#### [Tasks to carry out]
A. In the text on pyrethroid toxicity in cats, how long can patients require sustained tremor control?
B. Extend the veterinary text on pyrethroid toxicity in cats, picking up after its final sentence.

#### [Text]
::::::::::

Cat-specific considerations
Pyrethrin and permethrin toxicity in cats is the most common indication and deserves particular attention. The duration of toxicity is determined by the slow redistribution of these lipophilic compounds from fat stores; patients can require sustained tremor control for 24–72 hours.
The treatment package in pyrethroid-toxic cats:
- Decontamination with a mild dishwashing detergent bath (twice) to remove residual topical product. Repeat bathing throughout the first 24 hours as needed.
- Methocarbamol CRI for tremor control as outlined above
- Active cooling if hyperthermic; tremor activity drives the temperature, controlling the tremor controls the temperature
- IV fluid support for ongoing losses and hyperthermia management
- Intravenous lipid emulsion as adjunct toxicology reversal (see
/ilefor the protocol). The lipid sink helps redistribute the lipophilic pyrethroid away from sites of action.
The combination of methocarbamol CRI plus ILE plus standard supportive care has produced substantially improved outcomes in severe permethrin toxicity in cats compared to historical mortality with methocarbamol alone.
Monitoring
- Tremor activity assessed by observation at frequent intervals during titration. The goal is tremor suppression sufficient to allow normal breathing and prevent hyperthermia, not complete absence of all motor activity.
- Body temperature in tremor patients. Sustained tremoring produces hyperthermia; effective methocarbamol therapy resolves the hyperthermia.
- Respiratory rate and effort. Watch for the combination of effective tremor control and excessive sedation producing hypoventilation. This is the principal late-CRI concern.
- Mental status. Some sedation is expected; profound depression suggests dose reduction or PEG accumulation.
- IV site inspection every 4–6 hours for phlebitis or extravasation signs.
- Renal function at intervals during prolonged infusion, particularly in cats and small dogs where the PEG vehicle dose per kg can be substantial.

::::::::::

[Stored entries]
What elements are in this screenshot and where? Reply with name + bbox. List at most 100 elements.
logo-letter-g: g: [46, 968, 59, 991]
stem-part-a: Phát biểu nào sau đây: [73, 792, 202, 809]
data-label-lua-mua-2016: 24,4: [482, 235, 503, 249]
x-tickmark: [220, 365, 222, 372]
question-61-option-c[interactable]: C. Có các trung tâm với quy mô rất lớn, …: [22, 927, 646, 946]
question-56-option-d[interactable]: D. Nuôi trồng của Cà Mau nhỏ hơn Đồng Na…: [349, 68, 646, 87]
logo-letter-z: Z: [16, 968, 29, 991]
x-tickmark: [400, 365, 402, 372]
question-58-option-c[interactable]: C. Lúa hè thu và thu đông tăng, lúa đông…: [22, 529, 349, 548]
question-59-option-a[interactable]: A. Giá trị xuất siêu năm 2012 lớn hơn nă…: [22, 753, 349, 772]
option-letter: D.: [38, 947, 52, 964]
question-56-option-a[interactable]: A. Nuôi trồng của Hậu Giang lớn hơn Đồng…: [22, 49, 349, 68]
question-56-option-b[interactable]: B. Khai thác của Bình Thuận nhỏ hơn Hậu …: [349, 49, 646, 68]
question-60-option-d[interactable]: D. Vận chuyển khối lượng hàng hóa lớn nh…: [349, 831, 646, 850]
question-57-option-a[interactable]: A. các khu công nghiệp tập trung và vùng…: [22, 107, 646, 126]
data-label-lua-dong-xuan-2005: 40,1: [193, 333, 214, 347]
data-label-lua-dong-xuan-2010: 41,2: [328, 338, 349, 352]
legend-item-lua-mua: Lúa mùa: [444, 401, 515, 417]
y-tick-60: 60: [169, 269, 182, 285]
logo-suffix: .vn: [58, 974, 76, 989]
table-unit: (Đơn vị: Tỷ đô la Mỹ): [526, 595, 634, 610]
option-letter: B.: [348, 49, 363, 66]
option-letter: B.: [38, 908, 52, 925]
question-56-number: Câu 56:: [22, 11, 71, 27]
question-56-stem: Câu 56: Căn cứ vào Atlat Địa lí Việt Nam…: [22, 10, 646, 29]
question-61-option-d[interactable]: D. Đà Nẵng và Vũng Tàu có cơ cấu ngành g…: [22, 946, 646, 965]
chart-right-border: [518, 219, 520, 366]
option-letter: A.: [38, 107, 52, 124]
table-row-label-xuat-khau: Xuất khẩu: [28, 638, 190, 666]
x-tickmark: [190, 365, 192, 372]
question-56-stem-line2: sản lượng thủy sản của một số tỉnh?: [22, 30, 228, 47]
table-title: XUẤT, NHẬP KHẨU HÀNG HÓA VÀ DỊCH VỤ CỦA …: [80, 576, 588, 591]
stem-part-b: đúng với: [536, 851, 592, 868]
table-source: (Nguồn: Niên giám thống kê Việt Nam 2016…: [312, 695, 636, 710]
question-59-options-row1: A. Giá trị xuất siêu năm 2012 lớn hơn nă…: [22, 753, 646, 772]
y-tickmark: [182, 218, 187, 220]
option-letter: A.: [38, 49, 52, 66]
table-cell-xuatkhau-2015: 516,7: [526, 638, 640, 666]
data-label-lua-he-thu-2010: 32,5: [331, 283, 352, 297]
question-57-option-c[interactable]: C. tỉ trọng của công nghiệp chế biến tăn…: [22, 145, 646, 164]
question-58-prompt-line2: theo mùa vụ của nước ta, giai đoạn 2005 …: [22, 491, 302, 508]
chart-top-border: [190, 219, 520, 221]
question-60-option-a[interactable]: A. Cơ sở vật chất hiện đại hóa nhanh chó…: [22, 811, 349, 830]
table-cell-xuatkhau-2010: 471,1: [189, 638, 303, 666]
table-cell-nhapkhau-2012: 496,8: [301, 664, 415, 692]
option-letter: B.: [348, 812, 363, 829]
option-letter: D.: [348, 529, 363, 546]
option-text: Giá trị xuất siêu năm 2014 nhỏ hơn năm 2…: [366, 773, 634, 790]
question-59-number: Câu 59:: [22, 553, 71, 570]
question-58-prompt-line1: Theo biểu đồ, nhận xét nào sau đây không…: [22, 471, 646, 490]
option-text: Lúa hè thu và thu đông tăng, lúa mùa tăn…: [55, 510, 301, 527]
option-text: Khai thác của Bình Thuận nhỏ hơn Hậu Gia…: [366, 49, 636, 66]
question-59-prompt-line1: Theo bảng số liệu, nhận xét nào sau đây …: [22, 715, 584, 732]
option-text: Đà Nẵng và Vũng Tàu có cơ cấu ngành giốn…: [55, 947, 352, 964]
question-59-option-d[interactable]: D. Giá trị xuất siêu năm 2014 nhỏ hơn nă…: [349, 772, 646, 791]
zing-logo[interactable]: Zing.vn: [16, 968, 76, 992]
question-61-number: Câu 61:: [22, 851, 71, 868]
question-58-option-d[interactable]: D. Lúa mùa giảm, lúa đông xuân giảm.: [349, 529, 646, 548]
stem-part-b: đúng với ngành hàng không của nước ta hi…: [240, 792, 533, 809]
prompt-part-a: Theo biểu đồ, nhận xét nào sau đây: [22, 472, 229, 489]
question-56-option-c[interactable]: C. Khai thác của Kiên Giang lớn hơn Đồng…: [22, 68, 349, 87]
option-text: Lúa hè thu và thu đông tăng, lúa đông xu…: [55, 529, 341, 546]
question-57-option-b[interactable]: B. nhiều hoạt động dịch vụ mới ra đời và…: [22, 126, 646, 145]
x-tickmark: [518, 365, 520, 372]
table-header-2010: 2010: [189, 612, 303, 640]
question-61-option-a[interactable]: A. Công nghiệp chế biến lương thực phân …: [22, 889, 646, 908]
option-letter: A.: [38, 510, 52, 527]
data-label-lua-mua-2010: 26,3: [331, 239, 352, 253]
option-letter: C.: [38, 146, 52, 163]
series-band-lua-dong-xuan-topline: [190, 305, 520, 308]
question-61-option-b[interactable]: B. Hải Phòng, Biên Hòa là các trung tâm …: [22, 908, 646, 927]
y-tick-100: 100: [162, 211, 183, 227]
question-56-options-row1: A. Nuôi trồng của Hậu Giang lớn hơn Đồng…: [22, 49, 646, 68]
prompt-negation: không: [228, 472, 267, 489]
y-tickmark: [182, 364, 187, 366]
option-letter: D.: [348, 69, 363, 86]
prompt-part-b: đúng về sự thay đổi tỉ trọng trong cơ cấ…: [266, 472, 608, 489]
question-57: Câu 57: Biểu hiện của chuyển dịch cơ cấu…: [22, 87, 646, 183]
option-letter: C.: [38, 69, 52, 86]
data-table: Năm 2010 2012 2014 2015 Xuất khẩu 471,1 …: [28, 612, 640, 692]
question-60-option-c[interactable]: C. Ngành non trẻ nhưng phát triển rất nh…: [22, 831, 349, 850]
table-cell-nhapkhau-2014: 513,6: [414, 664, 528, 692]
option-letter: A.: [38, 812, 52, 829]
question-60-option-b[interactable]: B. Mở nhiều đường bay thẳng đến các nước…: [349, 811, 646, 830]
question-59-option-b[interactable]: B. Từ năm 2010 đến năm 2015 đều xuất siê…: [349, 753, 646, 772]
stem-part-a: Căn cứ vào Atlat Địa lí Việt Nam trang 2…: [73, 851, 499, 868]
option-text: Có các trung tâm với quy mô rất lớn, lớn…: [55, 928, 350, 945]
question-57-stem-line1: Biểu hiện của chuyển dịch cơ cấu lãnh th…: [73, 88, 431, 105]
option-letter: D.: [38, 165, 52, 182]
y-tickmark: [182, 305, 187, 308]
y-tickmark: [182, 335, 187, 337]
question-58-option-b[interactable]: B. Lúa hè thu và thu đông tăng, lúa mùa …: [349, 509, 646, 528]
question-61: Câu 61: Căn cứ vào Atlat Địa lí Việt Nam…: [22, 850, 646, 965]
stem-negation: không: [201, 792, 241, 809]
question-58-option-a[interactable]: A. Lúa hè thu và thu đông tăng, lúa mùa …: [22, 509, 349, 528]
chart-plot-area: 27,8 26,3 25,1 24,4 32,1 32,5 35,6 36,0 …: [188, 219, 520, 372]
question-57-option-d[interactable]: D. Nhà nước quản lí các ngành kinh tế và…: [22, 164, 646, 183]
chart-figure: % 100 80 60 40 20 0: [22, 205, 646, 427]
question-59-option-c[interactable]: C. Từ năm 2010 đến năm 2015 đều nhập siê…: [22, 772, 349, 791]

::::::::::

#### [Answers by item]
A. 24–72 hours.

B.
- Cumulative dose documentation throughout the day. The daily ceiling is real and is easier to exceed than clinicians often expect.
Weaning
Wean by reducing the CRI rate by 25–50% every 4–6 hours once tremor activity has been absent or minimal for several hours. Some patients can transition directly from CRI to no therapy; others need a brief oral methocarbamol course (15–50 mg/kg PO q8h) as the IV is tapered, particularly in pyrethroid-toxic cats where breakthrough tremors can occur during the late phase of toxin elimination.
Watch for tremor recurrence during the taper; if the patient is still tremoring as the dose comes down, the underlying toxin is not yet sufficiently eliminated and the rate should go back up rather than continuing the taper.
Sources
- Plumb’s Veterinary Drugs, methocarbamol monograph (current edition).
- Hayes WK, Brown SR, Hodgson HA, et al. Intravenous lipid emulsion therapy for permethrin toxicosis in cats. J Vet Emerg Crit Care. 2020;30(5):608–614. (ILE adjunct in pyrethroid toxicity, alongside methocarbamol.)
- Boller M, Boller EM, Oodegard S, Otto CM. Small animal cardiopulmonary resuscitation requires a continuum of care: proposal for a chain of survival for veterinary patients. J Am Vet Med Assoc. 2012;240(5):540–554. (Tetanus management protocols using methocarbamol.)
- ASPCA Animal Poison Control Center protocols for tremorogenic toxicoses. (Standard supportive care including methocarbamol dosing.)